DATA FOR PROCESSING |
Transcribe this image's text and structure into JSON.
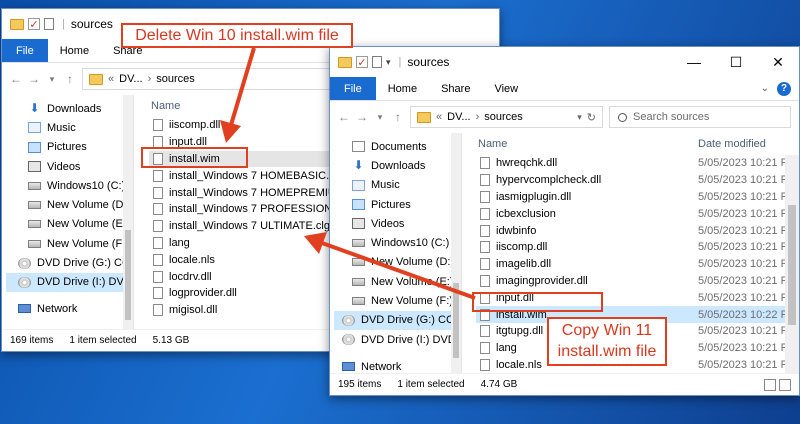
{
  "back_window": {
    "title": "sources",
    "ribbon_tabs": [
      "File",
      "Home",
      "Share",
      "View"
    ],
    "address": {
      "prefix": "«",
      "part1": "DV...",
      "part2": "sources"
    },
    "search_placeholder": "Se",
    "nav_items": [
      "Downloads",
      "Music",
      "Pictures",
      "Videos",
      "Windows10 (C:)",
      "New Volume (D:)",
      "New Volume (E:)",
      "New Volume (F:)",
      "DVD Drive (G:) CC",
      "DVD Drive (I:) DVD",
      "Network"
    ],
    "column_name": "Name",
    "files": [
      "iiscomp.dll",
      "input.dll",
      "install.wim",
      "install_Windows 7 HOMEBASIC.clg",
      "install_Windows 7 HOMEPREMIUM.clg",
      "install_Windows 7 PROFESSIONAL.clg",
      "install_Windows 7 ULTIMATE.clg",
      "lang",
      "locale.nls",
      "locdrv.dll",
      "logprovider.dll",
      "migisol.dll"
    ],
    "status": {
      "count": "169 items",
      "selected": "1 item selected",
      "size": "5.13 GB"
    }
  },
  "front_window": {
    "title": "sources",
    "ribbon_tabs": [
      "File",
      "Home",
      "Share",
      "View"
    ],
    "address": {
      "prefix": "«",
      "part1": "DV...",
      "part2": "sources"
    },
    "search_placeholder": "Search sources",
    "nav_items": [
      "Documents",
      "Downloads",
      "Music",
      "Pictures",
      "Videos",
      "Windows10 (C:)",
      "New Volume (D:)",
      "New Volume (E:)",
      "New Volume (F:)",
      "DVD Drive (G:) CC",
      "DVD Drive (I:) DVD",
      "Network"
    ],
    "column_name": "Name",
    "column_date": "Date modified",
    "files": [
      {
        "name": "hwreqchk.dll",
        "date": "5/05/2023 10:21 PM"
      },
      {
        "name": "hypervcomplcheck.dll",
        "date": "5/05/2023 10:21 PM"
      },
      {
        "name": "iasmigplugin.dll",
        "date": "5/05/2023 10:21 PM"
      },
      {
        "name": "icbexclusion",
        "date": "5/05/2023 10:21 PM"
      },
      {
        "name": "idwbinfo",
        "date": "5/05/2023 10:21 PM"
      },
      {
        "name": "iiscomp.dll",
        "date": "5/05/2023 10:21 PM"
      },
      {
        "name": "imagelib.dll",
        "date": "5/05/2023 10:21 PM"
      },
      {
        "name": "imagingprovider.dll",
        "date": "5/05/2023 10:21 PM"
      },
      {
        "name": "input.dll",
        "date": "5/05/2023 10:21 PM"
      },
      {
        "name": "install.wim",
        "date": "5/05/2023 10:22 PM"
      },
      {
        "name": "itgtupg.dll",
        "date": "5/05/2023 10:21 PM"
      },
      {
        "name": "lang",
        "date": "5/05/2023 10:21 PM"
      },
      {
        "name": "locale.nls",
        "date": "5/05/2023 10:21 PM"
      }
    ],
    "status": {
      "count": "195 items",
      "selected": "1 item selected",
      "size": "4.74 GB"
    }
  },
  "annotations": {
    "delete_label": "Delete Win 10 install.wim file",
    "copy_label_line1": "Copy Win 11",
    "copy_label_line2": "install.wim file",
    "color": "#e0401f"
  },
  "icons": [
    "folder-icon",
    "check-icon",
    "document-icon",
    "help-icon",
    "search-icon",
    "back-icon",
    "forward-icon",
    "up-icon",
    "download-icon",
    "music-icon",
    "pictures-icon",
    "videos-icon",
    "drive-icon",
    "dvd-icon",
    "network-icon"
  ]
}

WRITTEN REQUEST | Give the entries again word for word, but skip the pictures.

SOLUTION TO THIS PROBLEM |
Transcribe this image's text and structure into JSON.
{
  "back_window": {
    "title": "sources",
    "ribbon_tabs": [
      "File",
      "Home",
      "Share",
      "View"
    ],
    "address": {
      "prefix": "«",
      "part1": "DV...",
      "part2": "sources"
    },
    "search_placeholder": "Se",
    "nav_items": [
      "Downloads",
      "Music",
      "Pictures",
      "Videos",
      "Windows10 (C:)",
      "New Volume (D:)",
      "New Volume (E:)",
      "New Volume (F:)",
      "DVD Drive (G:) CC",
      "DVD Drive (I:) DVD",
      "Network"
    ],
    "column_name": "Name",
    "files": [
      "iiscomp.dll",
      "input.dll",
      "install.wim",
      "install_Windows 7 HOMEBASIC.clg",
      "install_Windows 7 HOMEPREMIUM.clg",
      "install_Windows 7 PROFESSIONAL.clg",
      "install_Windows 7 ULTIMATE.clg",
      "lang",
      "locale.nls",
      "locdrv.dll",
      "logprovider.dll",
      "migisol.dll"
    ],
    "status": {
      "count": "169 items",
      "selected": "1 item selected",
      "size": "5.13 GB"
    }
  },
  "front_window": {
    "title": "sources",
    "ribbon_tabs": [
      "File",
      "Home",
      "Share",
      "View"
    ],
    "address": {
      "prefix": "«",
      "part1": "DV...",
      "part2": "sources"
    },
    "search_placeholder": "Search sources",
    "nav_items": [
      "Documents",
      "Downloads",
      "Music",
      "Pictures",
      "Videos",
      "Windows10 (C:)",
      "New Volume (D:)",
      "New Volume (E:)",
      "New Volume (F:)",
      "DVD Drive (G:) CC",
      "DVD Drive (I:) DVD",
      "Network"
    ],
    "column_name": "Name",
    "column_date": "Date modified",
    "files": [
      {
        "name": "hwreqchk.dll",
        "date": "5/05/2023 10:21 PM"
      },
      {
        "name": "hypervcomplcheck.dll",
        "date": "5/05/2023 10:21 PM"
      },
      {
        "name": "iasmigplugin.dll",
        "date": "5/05/2023 10:21 PM"
      },
      {
        "name": "icbexclusion",
        "date": "5/05/2023 10:21 PM"
      },
      {
        "name": "idwbinfo",
        "date": "5/05/2023 10:21 PM"
      },
      {
        "name": "iiscomp.dll",
        "date": "5/05/2023 10:21 PM"
      },
      {
        "name": "imagelib.dll",
        "date": "5/05/2023 10:21 PM"
      },
      {
        "name": "imagingprovider.dll",
        "date": "5/05/2023 10:21 PM"
      },
      {
        "name": "input.dll",
        "date": "5/05/2023 10:21 PM"
      },
      {
        "name": "install.wim",
        "date": "5/05/2023 10:22 PM"
      },
      {
        "name": "itgtupg.dll",
        "date": "5/05/2023 10:21 PM"
      },
      {
        "name": "lang",
        "date": "5/05/2023 10:21 PM"
      },
      {
        "name": "locale.nls",
        "date": "5/05/2023 10:21 PM"
      }
    ],
    "status": {
      "count": "195 items",
      "selected": "1 item selected",
      "size": "4.74 GB"
    }
  },
  "annotations": {
    "delete_label": "Delete Win 10 install.wim file",
    "copy_label_line1": "Copy Win 11",
    "copy_label_line2": "install.wim file",
    "color": "#e0401f"
  },
  "icons": [
    "folder-icon",
    "check-icon",
    "document-icon",
    "help-icon",
    "search-icon",
    "back-icon",
    "forward-icon",
    "up-icon",
    "download-icon",
    "music-icon",
    "pictures-icon",
    "videos-icon",
    "drive-icon",
    "dvd-icon",
    "network-icon"
  ]
}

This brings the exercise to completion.